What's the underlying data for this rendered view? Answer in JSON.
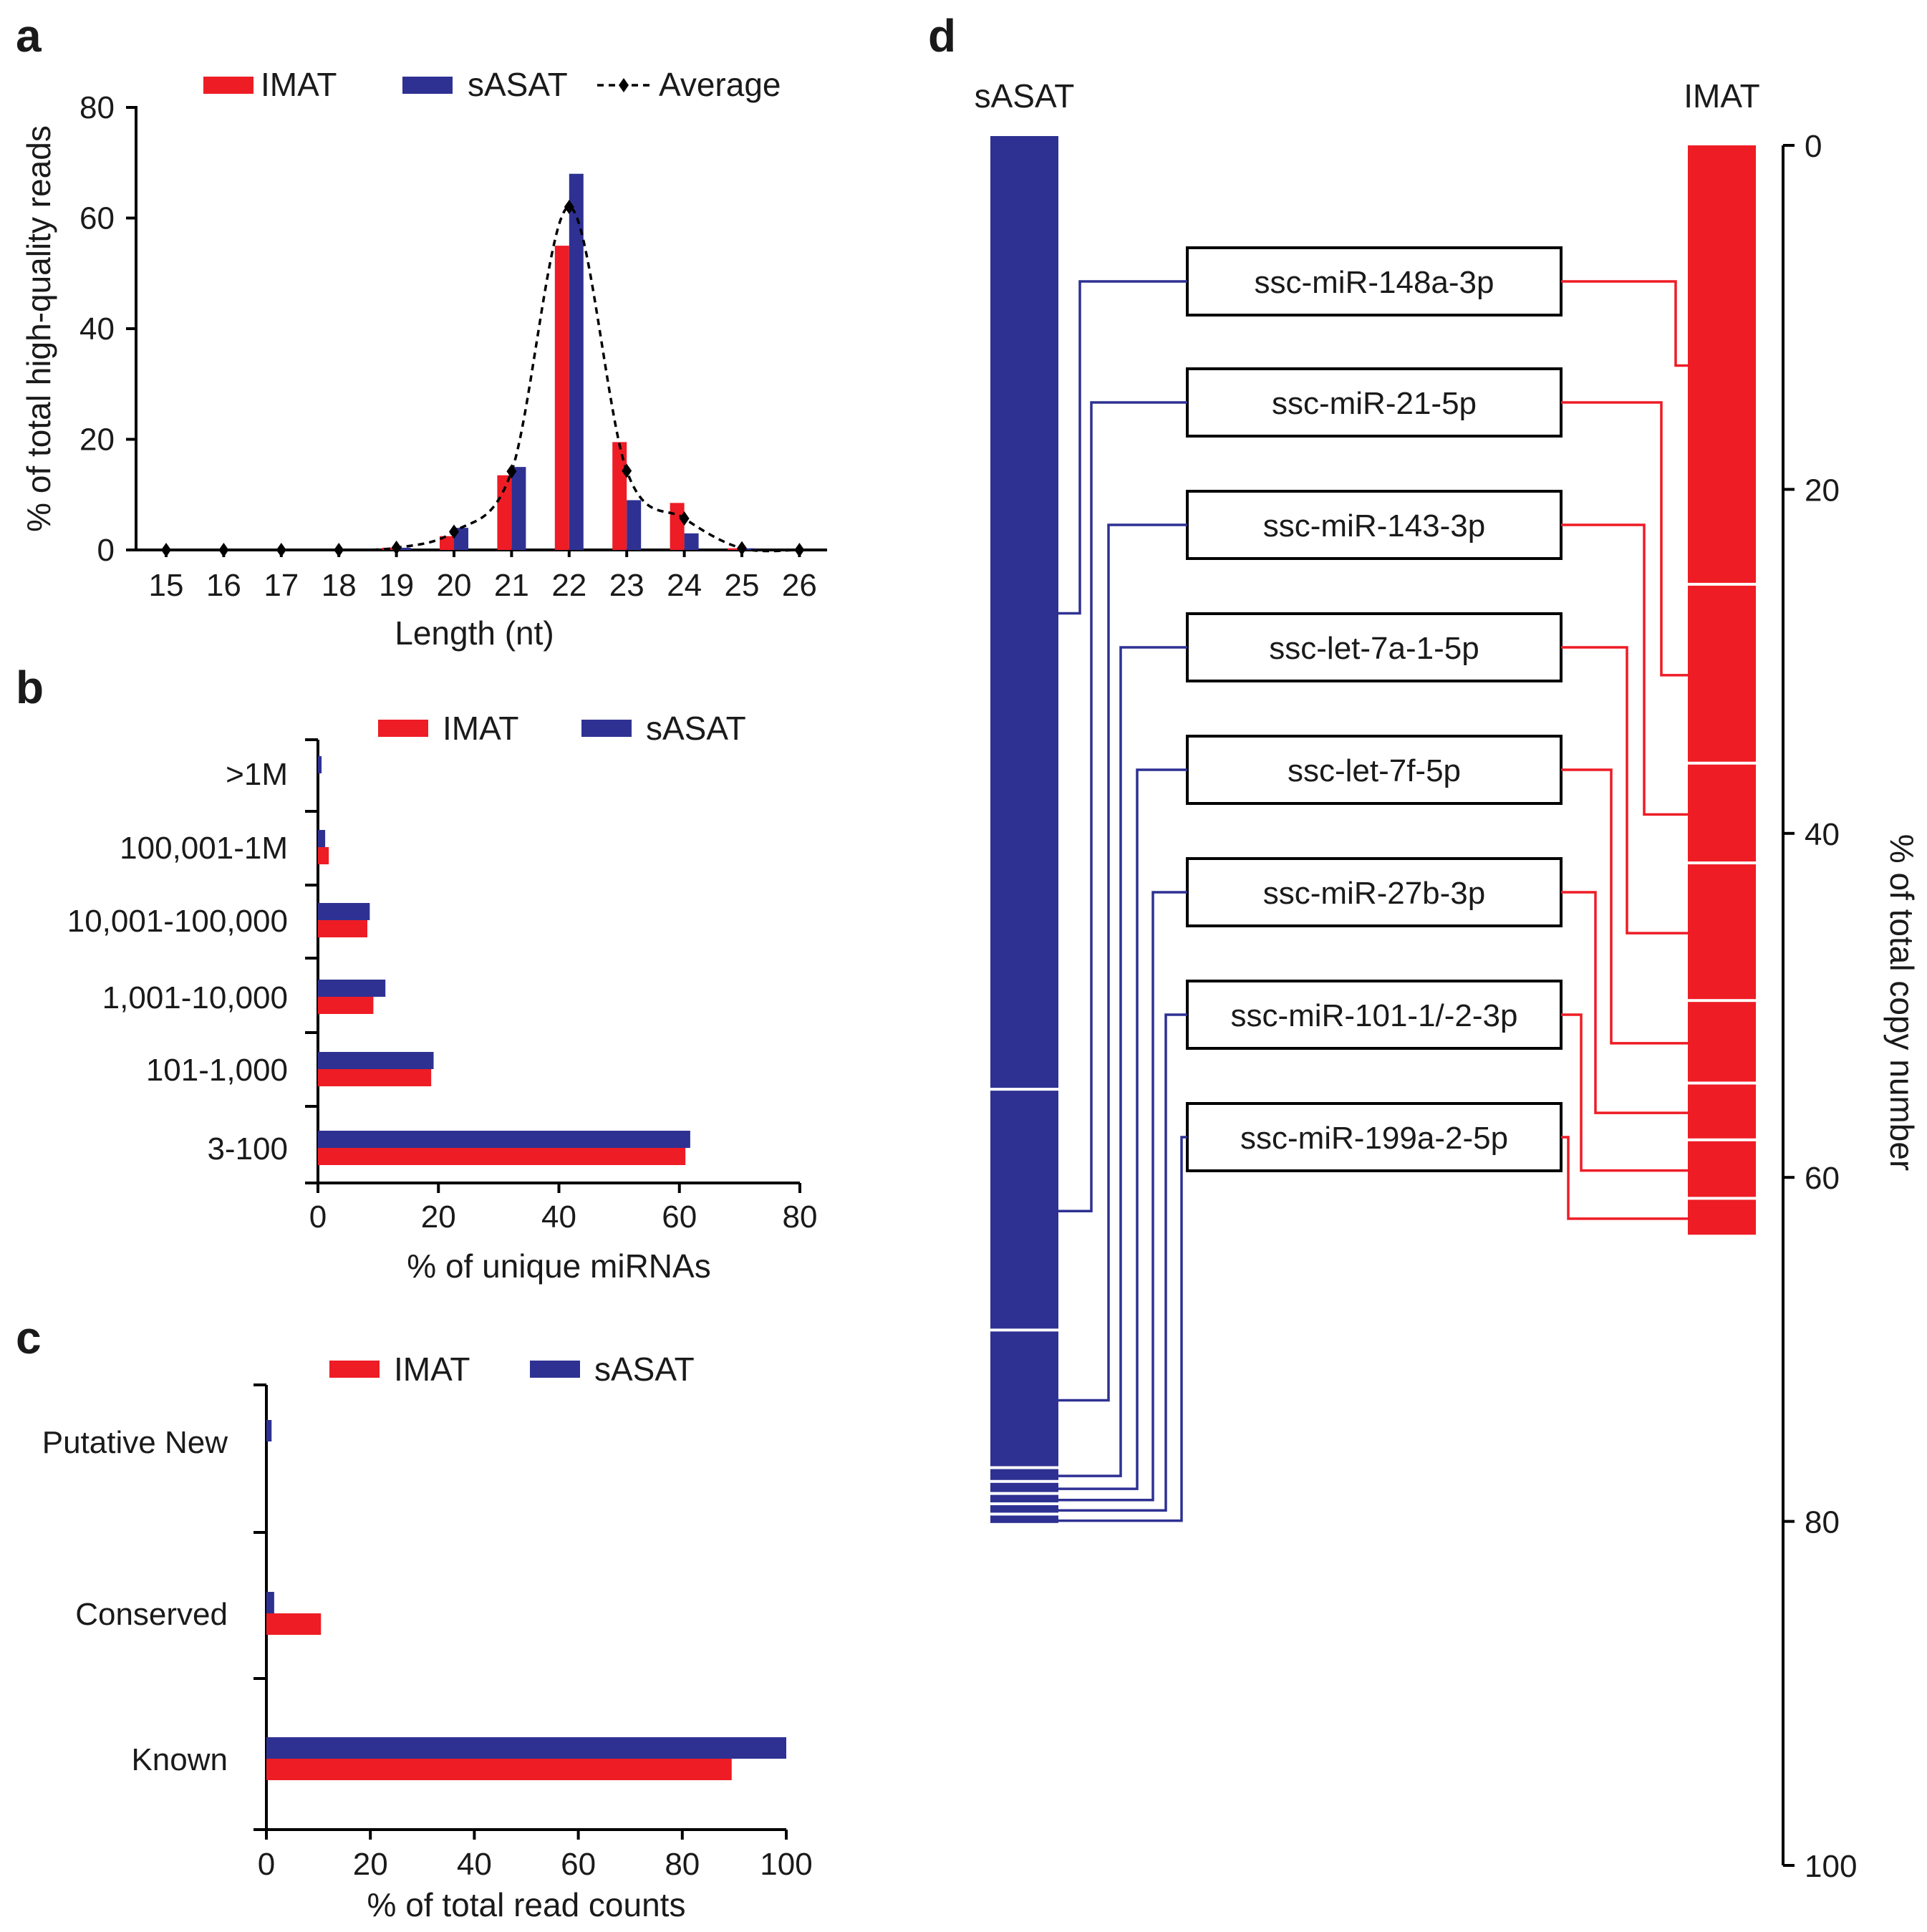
{
  "colors": {
    "imat": "#ee1c25",
    "sasat": "#2e3192",
    "average": "#000000",
    "separator": "#ffffff"
  },
  "chart_data": [
    {
      "panel": "a",
      "type": "bar",
      "title": "",
      "xlabel": "Length (nt)",
      "ylabel": "% of total high-quality reads",
      "ylim": [
        0,
        80
      ],
      "yticks": [
        "0",
        "20",
        "40",
        "60",
        "80"
      ],
      "categories": [
        "15",
        "16",
        "17",
        "18",
        "19",
        "20",
        "21",
        "22",
        "23",
        "24",
        "25",
        "26"
      ],
      "series": [
        {
          "name": "IMAT",
          "values": [
            0,
            0,
            0,
            0,
            0.4,
            2.5,
            13.5,
            55,
            19.5,
            8.5,
            0.3,
            0
          ]
        },
        {
          "name": "sASAT",
          "values": [
            0,
            0,
            0,
            0,
            0.4,
            4,
            15,
            68,
            9,
            3,
            0.3,
            0
          ]
        },
        {
          "name": "Average",
          "type": "line",
          "values": [
            0,
            0,
            0,
            0,
            0.4,
            3.3,
            14.2,
            62,
            14.3,
            5.7,
            0.3,
            0
          ]
        }
      ],
      "legend": [
        "IMAT",
        "sASAT",
        "Average"
      ],
      "legend_position": "top"
    },
    {
      "panel": "b",
      "type": "bar",
      "orientation": "horizontal",
      "xlabel": "% of unique miRNAs",
      "xlim": [
        0,
        80
      ],
      "xticks": [
        "0",
        "20",
        "40",
        "60",
        "80"
      ],
      "categories": [
        ">1M",
        "100,001-1M",
        "10,001-100,000",
        "1,001-10,000",
        "101-1,000",
        "3-100"
      ],
      "series": [
        {
          "name": "IMAT",
          "values": [
            0,
            1.8,
            8.2,
            9.2,
            18.8,
            61
          ]
        },
        {
          "name": "sASAT",
          "values": [
            0.6,
            1.2,
            8.6,
            11.2,
            19.2,
            61.8
          ]
        }
      ],
      "legend": [
        "IMAT",
        "sASAT"
      ],
      "legend_position": "top"
    },
    {
      "panel": "c",
      "type": "bar",
      "orientation": "horizontal",
      "xlabel": "% of total read counts",
      "xlim": [
        0,
        100
      ],
      "xticks": [
        "0",
        "20",
        "40",
        "60",
        "80",
        "100"
      ],
      "categories": [
        "Putative New",
        "Conserved",
        "Known"
      ],
      "series": [
        {
          "name": "IMAT",
          "values": [
            0,
            10.5,
            89.5
          ]
        },
        {
          "name": "sASAT",
          "values": [
            1,
            1.5,
            100
          ]
        }
      ],
      "legend": [
        "IMAT",
        "sASAT"
      ],
      "legend_position": "top"
    },
    {
      "panel": "d",
      "type": "stacked-bar",
      "ylabel": "% of total copy number",
      "ylim": [
        0,
        100
      ],
      "yticks": [
        "0",
        "20",
        "40",
        "60",
        "80",
        "100"
      ],
      "column_labels": [
        "sASAT",
        "IMAT"
      ],
      "mirnas": [
        "ssc-miR-148a-3p",
        "ssc-miR-21-5p",
        "ssc-miR-143-3p",
        "ssc-let-7a-1-5p",
        "ssc-let-7f-5p",
        "ssc-miR-27b-3p",
        "ssc-miR-101-1/-2-3p",
        "ssc-miR-199a-2-5p"
      ],
      "sasat_percent": [
        55.5,
        14,
        8,
        0.8,
        0.7,
        0.6,
        0.6,
        0.6
      ],
      "imat_percent": [
        25.6,
        10.4,
        5.8,
        8,
        4.8,
        3.3,
        3.4,
        2.2
      ]
    }
  ],
  "panels": {
    "a": "a",
    "b": "b",
    "c": "c",
    "d": "d"
  }
}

::::

Exactly reproduce each record, leaving out any pictures.

What's the underlying data for this rendered view? Answer in JSON.
{
  "colors": {
    "imat": "#ee1c25",
    "sasat": "#2e3192",
    "average": "#000000",
    "separator": "#ffffff"
  },
  "chart_data": [
    {
      "panel": "a",
      "type": "bar",
      "title": "",
      "xlabel": "Length (nt)",
      "ylabel": "% of total high-quality reads",
      "ylim": [
        0,
        80
      ],
      "yticks": [
        "0",
        "20",
        "40",
        "60",
        "80"
      ],
      "categories": [
        "15",
        "16",
        "17",
        "18",
        "19",
        "20",
        "21",
        "22",
        "23",
        "24",
        "25",
        "26"
      ],
      "series": [
        {
          "name": "IMAT",
          "values": [
            0,
            0,
            0,
            0,
            0.4,
            2.5,
            13.5,
            55,
            19.5,
            8.5,
            0.3,
            0
          ]
        },
        {
          "name": "sASAT",
          "values": [
            0,
            0,
            0,
            0,
            0.4,
            4,
            15,
            68,
            9,
            3,
            0.3,
            0
          ]
        },
        {
          "name": "Average",
          "type": "line",
          "values": [
            0,
            0,
            0,
            0,
            0.4,
            3.3,
            14.2,
            62,
            14.3,
            5.7,
            0.3,
            0
          ]
        }
      ],
      "legend": [
        "IMAT",
        "sASAT",
        "Average"
      ],
      "legend_position": "top"
    },
    {
      "panel": "b",
      "type": "bar",
      "orientation": "horizontal",
      "xlabel": "% of unique miRNAs",
      "xlim": [
        0,
        80
      ],
      "xticks": [
        "0",
        "20",
        "40",
        "60",
        "80"
      ],
      "categories": [
        ">1M",
        "100,001-1M",
        "10,001-100,000",
        "1,001-10,000",
        "101-1,000",
        "3-100"
      ],
      "series": [
        {
          "name": "IMAT",
          "values": [
            0,
            1.8,
            8.2,
            9.2,
            18.8,
            61
          ]
        },
        {
          "name": "sASAT",
          "values": [
            0.6,
            1.2,
            8.6,
            11.2,
            19.2,
            61.8
          ]
        }
      ],
      "legend": [
        "IMAT",
        "sASAT"
      ],
      "legend_position": "top"
    },
    {
      "panel": "c",
      "type": "bar",
      "orientation": "horizontal",
      "xlabel": "% of total read counts",
      "xlim": [
        0,
        100
      ],
      "xticks": [
        "0",
        "20",
        "40",
        "60",
        "80",
        "100"
      ],
      "categories": [
        "Putative New",
        "Conserved",
        "Known"
      ],
      "series": [
        {
          "name": "IMAT",
          "values": [
            0,
            10.5,
            89.5
          ]
        },
        {
          "name": "sASAT",
          "values": [
            1,
            1.5,
            100
          ]
        }
      ],
      "legend": [
        "IMAT",
        "sASAT"
      ],
      "legend_position": "top"
    },
    {
      "panel": "d",
      "type": "stacked-bar",
      "ylabel": "% of total copy number",
      "ylim": [
        0,
        100
      ],
      "yticks": [
        "0",
        "20",
        "40",
        "60",
        "80",
        "100"
      ],
      "column_labels": [
        "sASAT",
        "IMAT"
      ],
      "mirnas": [
        "ssc-miR-148a-3p",
        "ssc-miR-21-5p",
        "ssc-miR-143-3p",
        "ssc-let-7a-1-5p",
        "ssc-let-7f-5p",
        "ssc-miR-27b-3p",
        "ssc-miR-101-1/-2-3p",
        "ssc-miR-199a-2-5p"
      ],
      "sasat_percent": [
        55.5,
        14,
        8,
        0.8,
        0.7,
        0.6,
        0.6,
        0.6
      ],
      "imat_percent": [
        25.6,
        10.4,
        5.8,
        8,
        4.8,
        3.3,
        3.4,
        2.2
      ]
    }
  ],
  "panels": {
    "a": "a",
    "b": "b",
    "c": "c",
    "d": "d"
  }
}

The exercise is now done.